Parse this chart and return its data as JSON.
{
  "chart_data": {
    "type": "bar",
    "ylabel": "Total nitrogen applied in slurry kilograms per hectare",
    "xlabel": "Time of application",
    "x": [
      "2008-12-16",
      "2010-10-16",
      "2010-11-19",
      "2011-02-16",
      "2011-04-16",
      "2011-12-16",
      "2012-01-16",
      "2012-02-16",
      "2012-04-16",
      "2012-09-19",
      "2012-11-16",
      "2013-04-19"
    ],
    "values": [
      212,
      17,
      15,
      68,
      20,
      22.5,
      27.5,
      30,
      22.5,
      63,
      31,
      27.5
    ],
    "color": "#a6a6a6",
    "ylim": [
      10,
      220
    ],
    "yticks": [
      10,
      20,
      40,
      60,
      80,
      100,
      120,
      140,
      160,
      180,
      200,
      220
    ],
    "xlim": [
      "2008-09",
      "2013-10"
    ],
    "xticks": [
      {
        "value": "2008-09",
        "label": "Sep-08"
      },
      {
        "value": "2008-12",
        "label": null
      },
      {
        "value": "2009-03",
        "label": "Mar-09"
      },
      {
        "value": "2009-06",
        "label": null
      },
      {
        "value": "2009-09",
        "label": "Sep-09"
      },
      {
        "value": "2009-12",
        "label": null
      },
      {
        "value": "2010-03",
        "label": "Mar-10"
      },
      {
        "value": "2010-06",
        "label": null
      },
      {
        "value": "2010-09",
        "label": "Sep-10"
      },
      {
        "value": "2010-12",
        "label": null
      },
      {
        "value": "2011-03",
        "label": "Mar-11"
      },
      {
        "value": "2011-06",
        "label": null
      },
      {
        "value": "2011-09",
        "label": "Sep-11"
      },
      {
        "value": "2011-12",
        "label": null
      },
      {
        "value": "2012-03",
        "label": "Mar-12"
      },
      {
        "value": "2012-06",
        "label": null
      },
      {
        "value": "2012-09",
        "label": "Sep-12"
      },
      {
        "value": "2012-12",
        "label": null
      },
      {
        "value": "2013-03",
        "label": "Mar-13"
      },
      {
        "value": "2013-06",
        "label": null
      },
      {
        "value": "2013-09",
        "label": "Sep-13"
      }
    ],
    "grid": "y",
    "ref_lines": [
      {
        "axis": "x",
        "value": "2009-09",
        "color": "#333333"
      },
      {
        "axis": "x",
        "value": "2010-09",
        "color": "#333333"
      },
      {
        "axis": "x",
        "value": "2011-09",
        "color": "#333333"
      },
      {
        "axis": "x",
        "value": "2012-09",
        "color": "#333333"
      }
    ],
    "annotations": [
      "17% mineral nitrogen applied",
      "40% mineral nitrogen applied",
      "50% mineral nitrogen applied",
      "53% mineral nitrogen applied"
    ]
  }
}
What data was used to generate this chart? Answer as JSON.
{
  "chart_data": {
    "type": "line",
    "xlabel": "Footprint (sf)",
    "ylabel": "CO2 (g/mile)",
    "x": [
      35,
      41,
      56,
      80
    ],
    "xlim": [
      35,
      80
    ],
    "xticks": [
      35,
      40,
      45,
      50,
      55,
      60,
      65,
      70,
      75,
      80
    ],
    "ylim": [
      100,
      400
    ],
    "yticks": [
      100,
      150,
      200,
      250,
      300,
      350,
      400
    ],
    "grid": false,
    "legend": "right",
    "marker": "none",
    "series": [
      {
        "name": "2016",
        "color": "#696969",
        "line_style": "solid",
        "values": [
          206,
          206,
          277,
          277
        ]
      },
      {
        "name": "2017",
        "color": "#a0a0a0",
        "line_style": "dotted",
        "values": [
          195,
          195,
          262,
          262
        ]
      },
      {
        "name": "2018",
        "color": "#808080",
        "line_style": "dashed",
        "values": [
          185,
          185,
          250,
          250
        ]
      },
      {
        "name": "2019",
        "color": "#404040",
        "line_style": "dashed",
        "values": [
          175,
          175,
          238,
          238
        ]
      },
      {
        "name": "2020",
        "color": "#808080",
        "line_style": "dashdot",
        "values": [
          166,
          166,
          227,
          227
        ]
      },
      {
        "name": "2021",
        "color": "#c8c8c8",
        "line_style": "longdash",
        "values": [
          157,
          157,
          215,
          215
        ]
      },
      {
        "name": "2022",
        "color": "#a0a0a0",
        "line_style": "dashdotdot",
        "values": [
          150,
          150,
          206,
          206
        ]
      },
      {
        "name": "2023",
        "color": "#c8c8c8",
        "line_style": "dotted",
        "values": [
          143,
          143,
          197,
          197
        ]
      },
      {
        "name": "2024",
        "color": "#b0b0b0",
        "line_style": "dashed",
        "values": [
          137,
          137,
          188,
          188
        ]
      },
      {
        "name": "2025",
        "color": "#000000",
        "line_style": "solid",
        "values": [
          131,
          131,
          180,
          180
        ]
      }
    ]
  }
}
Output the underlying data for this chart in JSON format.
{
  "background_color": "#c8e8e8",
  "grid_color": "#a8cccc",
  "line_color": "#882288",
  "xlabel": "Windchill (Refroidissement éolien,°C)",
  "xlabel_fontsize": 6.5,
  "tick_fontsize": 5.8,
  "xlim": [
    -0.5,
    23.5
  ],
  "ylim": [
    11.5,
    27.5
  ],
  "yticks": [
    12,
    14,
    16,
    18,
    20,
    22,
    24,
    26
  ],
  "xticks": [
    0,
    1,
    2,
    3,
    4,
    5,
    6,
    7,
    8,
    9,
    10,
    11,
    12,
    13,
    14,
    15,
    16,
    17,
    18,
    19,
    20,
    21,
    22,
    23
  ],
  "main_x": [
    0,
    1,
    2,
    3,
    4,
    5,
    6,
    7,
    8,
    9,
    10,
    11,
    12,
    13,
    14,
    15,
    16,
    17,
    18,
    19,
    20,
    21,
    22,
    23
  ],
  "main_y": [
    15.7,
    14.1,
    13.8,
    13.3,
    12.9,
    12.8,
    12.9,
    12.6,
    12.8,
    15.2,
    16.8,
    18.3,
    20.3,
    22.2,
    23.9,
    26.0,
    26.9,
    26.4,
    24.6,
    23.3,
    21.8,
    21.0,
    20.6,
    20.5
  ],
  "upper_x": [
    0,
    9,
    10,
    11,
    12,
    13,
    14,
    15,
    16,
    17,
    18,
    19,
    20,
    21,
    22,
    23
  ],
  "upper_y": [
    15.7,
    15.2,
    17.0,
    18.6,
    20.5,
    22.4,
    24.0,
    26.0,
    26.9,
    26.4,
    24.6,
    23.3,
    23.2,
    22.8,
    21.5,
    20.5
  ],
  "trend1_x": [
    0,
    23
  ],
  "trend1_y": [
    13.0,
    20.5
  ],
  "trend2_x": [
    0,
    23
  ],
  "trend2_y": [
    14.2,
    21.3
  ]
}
◇ ◇ ◇ ◇
> **Aim**
The word "ylabel" may appear on some lines of these records; state how many such lines there are, and nothing else.

> **Written solution**
2